0.0% of residents lived in urban areas, while 100.0% lived in rural areas.

There were 839 households in Shannon, including 546 families. Of all households, 25.3% had children under the age of 18 living in them. 46.4% were married-couple households, 22.2% were households with a male householder and no spouse or partner present, and 26.1% were households with a female householder and no spouse or partner present. About 32.0% of all households were made up of individuals, and 11.5% had someone living alone who was 65 years of age or older.

There were 912 housing units, of which 8.0% were vacant. The homeowner vacancy rate was 0.8% and the rental vacancy rate was 4.3%.

===2000 census===
As of the census of 2000, there were 1,682 people, 678 households, and 494 families residing in the CDP. The population density was 335.2 PD/sqmi. There were 723 housing units at an average density of 144.1 /sqmi. The racial makeup of the CDP was 95.24% White, 1.19% African American, 0.12% Native American, 0.30% Asian, 0.48% from other races, and 2.68% from two or more races. Hispanic or Latino people of any race were 1.25% of the population.

# Requirement 1:
In the Shannon demographics text, what share of the 912 housing units were vacant?
# Requirement 2:
Resume the Shannon demographics text, picking up right after its final sentence.

# Dataset content:
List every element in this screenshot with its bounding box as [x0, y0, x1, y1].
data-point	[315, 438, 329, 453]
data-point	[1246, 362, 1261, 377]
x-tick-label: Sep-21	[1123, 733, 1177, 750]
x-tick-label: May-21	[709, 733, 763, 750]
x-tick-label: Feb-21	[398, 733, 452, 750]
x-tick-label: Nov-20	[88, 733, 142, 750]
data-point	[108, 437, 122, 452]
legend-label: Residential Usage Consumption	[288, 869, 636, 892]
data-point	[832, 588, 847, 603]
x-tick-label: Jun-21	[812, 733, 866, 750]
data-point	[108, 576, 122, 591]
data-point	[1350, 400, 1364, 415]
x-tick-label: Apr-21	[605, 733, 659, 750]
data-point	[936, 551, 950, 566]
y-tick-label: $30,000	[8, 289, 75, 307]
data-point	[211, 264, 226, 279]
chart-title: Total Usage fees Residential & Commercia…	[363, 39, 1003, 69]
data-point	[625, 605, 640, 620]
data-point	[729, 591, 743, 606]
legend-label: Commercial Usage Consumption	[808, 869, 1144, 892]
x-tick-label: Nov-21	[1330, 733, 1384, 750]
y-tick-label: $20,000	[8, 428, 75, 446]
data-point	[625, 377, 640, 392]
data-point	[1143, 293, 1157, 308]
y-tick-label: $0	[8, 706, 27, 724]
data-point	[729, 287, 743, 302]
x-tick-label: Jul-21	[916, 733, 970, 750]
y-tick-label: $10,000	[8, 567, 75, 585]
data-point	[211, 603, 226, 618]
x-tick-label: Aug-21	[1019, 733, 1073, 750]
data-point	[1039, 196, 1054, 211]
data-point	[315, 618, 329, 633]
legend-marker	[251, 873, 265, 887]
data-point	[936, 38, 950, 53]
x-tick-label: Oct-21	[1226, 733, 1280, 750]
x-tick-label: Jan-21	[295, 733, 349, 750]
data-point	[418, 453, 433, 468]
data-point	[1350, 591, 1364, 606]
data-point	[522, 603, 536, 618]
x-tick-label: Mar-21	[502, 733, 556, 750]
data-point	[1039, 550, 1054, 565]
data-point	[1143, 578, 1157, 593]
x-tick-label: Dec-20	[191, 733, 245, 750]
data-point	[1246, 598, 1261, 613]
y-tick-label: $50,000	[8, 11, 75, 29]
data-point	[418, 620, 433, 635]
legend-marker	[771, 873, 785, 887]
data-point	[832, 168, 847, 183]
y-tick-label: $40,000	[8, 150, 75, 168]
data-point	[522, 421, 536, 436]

# Answer area 1:
8.0%

# Answer area 2:
There were 678 households, out of which 29.8% had children under the age of 18 living with them, 57.7% were married couples living together, 11.2% had a female householder with no husband present, and 27.0% were non-families. 22.6% of all households were made up of individuals, and 12.4% had someone living alone who was 65 years of age or older. The average household size was 2.48 and the average family size was 2.91.

In the CDP, the population was spread out, with 23.4% under the age of 18, 7.7% from 18 to 24, 27.8% from 25 to 44, 24.3% from 45 to 64, and 16.8% who were 65 years of age or older. The median age was 39 years. For every 100 females, there were 93.3 males. For every 100 females age 18 and over, there were 89.6 males.

The median income for a household in the CDP was $41,144, and the median income for a family was $42,578. Males had a median income of $30,181 versus $22,000 for females. The per capita income for the CDP was $17,565. About 6.4% of families and 5.8% of the population were below the poverty line, including 6.3% of those under age 18 and 16.9% of those age 65 or over.
==Climate==
The climate in this area is characterized by relatively high temperatures and evenly distributed precipitation throughout the year. According to the Köppen Climate Classification system, Shannon has a humid subtropical climate, abbreviated "Cfa" on climate maps.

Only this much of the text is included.